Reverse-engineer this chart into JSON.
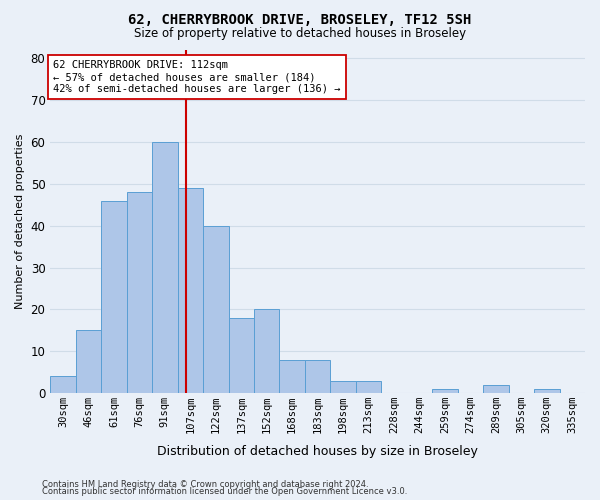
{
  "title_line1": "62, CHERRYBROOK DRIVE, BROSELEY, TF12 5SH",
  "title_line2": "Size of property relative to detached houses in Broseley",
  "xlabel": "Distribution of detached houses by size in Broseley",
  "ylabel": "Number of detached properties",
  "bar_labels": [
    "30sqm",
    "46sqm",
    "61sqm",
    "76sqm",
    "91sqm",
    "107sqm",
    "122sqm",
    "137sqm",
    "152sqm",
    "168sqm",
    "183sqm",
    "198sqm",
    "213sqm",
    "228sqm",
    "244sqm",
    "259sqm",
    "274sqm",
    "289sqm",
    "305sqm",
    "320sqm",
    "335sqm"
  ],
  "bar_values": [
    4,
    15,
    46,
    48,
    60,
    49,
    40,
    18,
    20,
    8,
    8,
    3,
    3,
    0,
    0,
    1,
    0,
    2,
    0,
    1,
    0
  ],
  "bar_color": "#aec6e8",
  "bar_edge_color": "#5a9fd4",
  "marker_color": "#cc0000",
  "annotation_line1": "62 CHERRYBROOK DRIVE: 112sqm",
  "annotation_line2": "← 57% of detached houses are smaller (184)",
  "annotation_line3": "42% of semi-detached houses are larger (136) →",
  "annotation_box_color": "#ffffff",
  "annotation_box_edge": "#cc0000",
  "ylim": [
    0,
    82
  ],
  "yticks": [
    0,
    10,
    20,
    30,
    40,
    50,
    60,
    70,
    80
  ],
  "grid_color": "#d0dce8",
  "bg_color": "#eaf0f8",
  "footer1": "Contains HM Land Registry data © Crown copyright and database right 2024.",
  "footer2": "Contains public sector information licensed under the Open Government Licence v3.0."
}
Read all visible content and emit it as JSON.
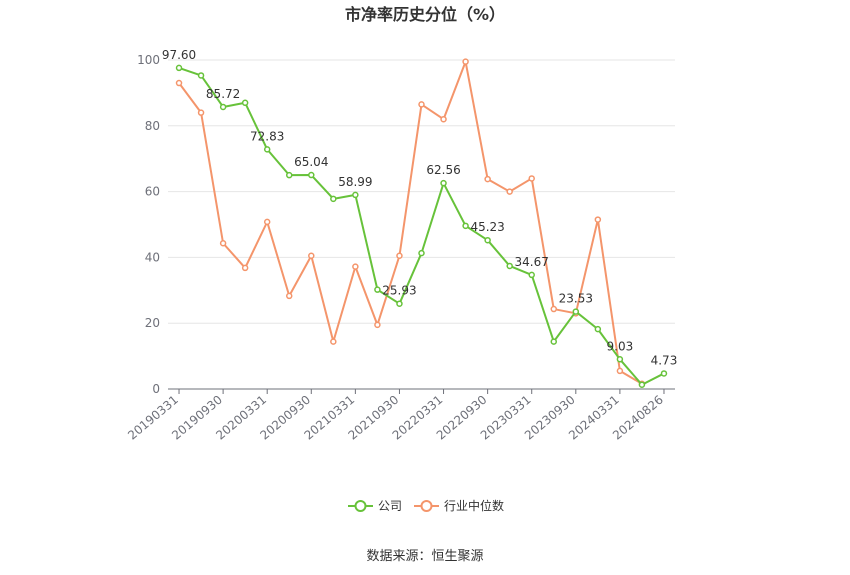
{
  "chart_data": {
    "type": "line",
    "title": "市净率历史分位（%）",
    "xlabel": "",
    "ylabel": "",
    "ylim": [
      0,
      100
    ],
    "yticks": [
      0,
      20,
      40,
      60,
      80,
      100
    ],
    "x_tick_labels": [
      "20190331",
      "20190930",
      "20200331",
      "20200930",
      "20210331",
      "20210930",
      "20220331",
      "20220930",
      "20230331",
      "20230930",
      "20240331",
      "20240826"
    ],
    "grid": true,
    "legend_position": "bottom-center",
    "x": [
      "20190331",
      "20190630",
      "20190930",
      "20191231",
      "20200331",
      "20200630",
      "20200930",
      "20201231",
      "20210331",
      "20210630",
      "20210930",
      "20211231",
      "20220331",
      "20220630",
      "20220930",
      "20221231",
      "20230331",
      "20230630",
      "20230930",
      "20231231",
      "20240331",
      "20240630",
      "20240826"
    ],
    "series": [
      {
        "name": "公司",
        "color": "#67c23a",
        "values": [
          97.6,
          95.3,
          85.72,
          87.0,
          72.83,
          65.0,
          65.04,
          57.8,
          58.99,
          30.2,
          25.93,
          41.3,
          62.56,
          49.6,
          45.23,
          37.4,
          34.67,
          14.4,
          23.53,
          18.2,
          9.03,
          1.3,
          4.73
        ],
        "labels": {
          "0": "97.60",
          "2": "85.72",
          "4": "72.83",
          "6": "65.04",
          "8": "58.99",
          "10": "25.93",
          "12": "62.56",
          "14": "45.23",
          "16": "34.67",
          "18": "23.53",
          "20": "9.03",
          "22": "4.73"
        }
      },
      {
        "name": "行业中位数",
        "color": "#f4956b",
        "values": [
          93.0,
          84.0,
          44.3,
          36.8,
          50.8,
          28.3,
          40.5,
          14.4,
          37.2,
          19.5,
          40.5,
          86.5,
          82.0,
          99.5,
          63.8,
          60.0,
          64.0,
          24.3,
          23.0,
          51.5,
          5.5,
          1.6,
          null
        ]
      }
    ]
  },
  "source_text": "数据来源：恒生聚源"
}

+---+

- [STATED PROBLEM]:
Pick out and copy the lines of the entries that hold the string "xlabel".

- [TASK RESPONSE]:
  "xlabel": "Distribution of detached houses by size in Broseley",
    "xlabel": "",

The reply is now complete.